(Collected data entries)
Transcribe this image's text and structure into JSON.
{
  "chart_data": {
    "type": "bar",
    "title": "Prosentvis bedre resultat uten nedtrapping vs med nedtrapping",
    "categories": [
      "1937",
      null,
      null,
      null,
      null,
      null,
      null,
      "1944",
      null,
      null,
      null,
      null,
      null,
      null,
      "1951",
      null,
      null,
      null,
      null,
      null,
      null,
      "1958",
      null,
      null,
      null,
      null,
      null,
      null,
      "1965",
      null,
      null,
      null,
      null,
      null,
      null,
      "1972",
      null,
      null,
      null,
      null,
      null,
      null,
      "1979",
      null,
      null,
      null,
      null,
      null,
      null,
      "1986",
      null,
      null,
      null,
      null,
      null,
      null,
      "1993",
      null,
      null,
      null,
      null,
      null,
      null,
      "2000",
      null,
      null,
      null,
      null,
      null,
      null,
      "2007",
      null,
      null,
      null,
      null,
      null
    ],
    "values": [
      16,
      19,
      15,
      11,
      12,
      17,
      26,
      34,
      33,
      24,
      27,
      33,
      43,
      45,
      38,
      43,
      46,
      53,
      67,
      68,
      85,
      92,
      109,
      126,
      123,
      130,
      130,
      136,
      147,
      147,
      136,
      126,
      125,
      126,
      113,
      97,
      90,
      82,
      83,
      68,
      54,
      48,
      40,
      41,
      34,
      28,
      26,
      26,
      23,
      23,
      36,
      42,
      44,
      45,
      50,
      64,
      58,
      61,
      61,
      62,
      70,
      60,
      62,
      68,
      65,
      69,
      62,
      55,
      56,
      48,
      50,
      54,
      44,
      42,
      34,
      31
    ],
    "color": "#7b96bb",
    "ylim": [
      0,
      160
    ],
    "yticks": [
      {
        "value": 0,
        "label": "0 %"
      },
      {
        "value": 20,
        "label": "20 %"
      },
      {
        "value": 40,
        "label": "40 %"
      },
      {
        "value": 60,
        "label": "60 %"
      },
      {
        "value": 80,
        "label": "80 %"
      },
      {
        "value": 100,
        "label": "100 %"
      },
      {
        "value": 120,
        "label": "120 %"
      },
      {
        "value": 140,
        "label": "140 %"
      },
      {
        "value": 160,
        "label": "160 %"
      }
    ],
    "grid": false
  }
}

▶ Aim
Retype the data in full and match it exactly.

▶ Answer to the task
Transcribe this image's text and structure into JSON.
{
  "chart_data": {
    "type": "bar",
    "title": "Prosentvis bedre resultat uten nedtrapping vs med nedtrapping",
    "categories": [
      "1937",
      null,
      null,
      null,
      null,
      null,
      null,
      "1944",
      null,
      null,
      null,
      null,
      null,
      null,
      "1951",
      null,
      null,
      null,
      null,
      null,
      null,
      "1958",
      null,
      null,
      null,
      null,
      null,
      null,
      "1965",
      null,
      null,
      null,
      null,
      null,
      null,
      "1972",
      null,
      null,
      null,
      null,
      null,
      null,
      "1979",
      null,
      null,
      null,
      null,
      null,
      null,
      "1986",
      null,
      null,
      null,
      null,
      null,
      null,
      "1993",
      null,
      null,
      null,
      null,
      null,
      null,
      "2000",
      null,
      null,
      null,
      null,
      null,
      null,
      "2007",
      null,
      null,
      null,
      null,
      null
    ],
    "values": [
      16,
      19,
      15,
      11,
      12,
      17,
      26,
      34,
      33,
      24,
      27,
      33,
      43,
      45,
      38,
      43,
      46,
      53,
      67,
      68,
      85,
      92,
      109,
      126,
      123,
      130,
      130,
      136,
      147,
      147,
      136,
      126,
      125,
      126,
      113,
      97,
      90,
      82,
      83,
      68,
      54,
      48,
      40,
      41,
      34,
      28,
      26,
      26,
      23,
      23,
      36,
      42,
      44,
      45,
      50,
      64,
      58,
      61,
      61,
      62,
      70,
      60,
      62,
      68,
      65,
      69,
      62,
      55,
      56,
      48,
      50,
      54,
      44,
      42,
      34,
      31
    ],
    "color": "#7b96bb",
    "ylim": [
      0,
      160
    ],
    "yticks": [
      {
        "value": 0,
        "label": "0 %"
      },
      {
        "value": 20,
        "label": "20 %"
      },
      {
        "value": 40,
        "label": "40 %"
      },
      {
        "value": 60,
        "label": "60 %"
      },
      {
        "value": 80,
        "label": "80 %"
      },
      {
        "value": 100,
        "label": "100 %"
      },
      {
        "value": 120,
        "label": "120 %"
      },
      {
        "value": 140,
        "label": "140 %"
      },
      {
        "value": 160,
        "label": "160 %"
      }
    ],
    "grid": false
  }
}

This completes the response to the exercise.